• _Input data_
▼▼▼

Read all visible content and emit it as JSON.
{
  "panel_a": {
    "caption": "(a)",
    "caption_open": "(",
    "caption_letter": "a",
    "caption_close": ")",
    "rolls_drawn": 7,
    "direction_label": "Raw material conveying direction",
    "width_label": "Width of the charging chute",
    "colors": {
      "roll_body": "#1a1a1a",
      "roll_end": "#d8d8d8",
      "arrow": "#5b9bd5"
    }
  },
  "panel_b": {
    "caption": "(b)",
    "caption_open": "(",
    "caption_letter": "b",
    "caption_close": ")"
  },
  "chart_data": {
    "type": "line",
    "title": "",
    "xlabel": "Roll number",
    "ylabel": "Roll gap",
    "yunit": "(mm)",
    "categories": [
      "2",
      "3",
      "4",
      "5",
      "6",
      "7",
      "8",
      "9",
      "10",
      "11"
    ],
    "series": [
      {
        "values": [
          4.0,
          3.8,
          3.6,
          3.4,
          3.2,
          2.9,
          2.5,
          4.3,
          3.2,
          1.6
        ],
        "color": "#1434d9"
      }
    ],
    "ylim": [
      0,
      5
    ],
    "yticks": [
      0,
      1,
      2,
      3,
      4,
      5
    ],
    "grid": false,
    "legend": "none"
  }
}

▲▲▲

• _The exercise_
Reproduce the records word for word.

• _Expected answer_
Read all visible content and emit it as JSON.
{
  "panel_a": {
    "caption": "(a)",
    "caption_open": "(",
    "caption_letter": "a",
    "caption_close": ")",
    "rolls_drawn": 7,
    "direction_label": "Raw material conveying direction",
    "width_label": "Width of the charging chute",
    "colors": {
      "roll_body": "#1a1a1a",
      "roll_end": "#d8d8d8",
      "arrow": "#5b9bd5"
    }
  },
  "panel_b": {
    "caption": "(b)",
    "caption_open": "(",
    "caption_letter": "b",
    "caption_close": ")"
  },
  "chart_data": {
    "type": "line",
    "title": "",
    "xlabel": "Roll number",
    "ylabel": "Roll gap",
    "yunit": "(mm)",
    "categories": [
      "2",
      "3",
      "4",
      "5",
      "6",
      "7",
      "8",
      "9",
      "10",
      "11"
    ],
    "series": [
      {
        "values": [
          4.0,
          3.8,
          3.6,
          3.4,
          3.2,
          2.9,
          2.5,
          4.3,
          3.2,
          1.6
        ],
        "color": "#1434d9"
      }
    ],
    "ylim": [
      0,
      5
    ],
    "yticks": [
      0,
      1,
      2,
      3,
      4,
      5
    ],
    "grid": false,
    "legend": "none"
  }
}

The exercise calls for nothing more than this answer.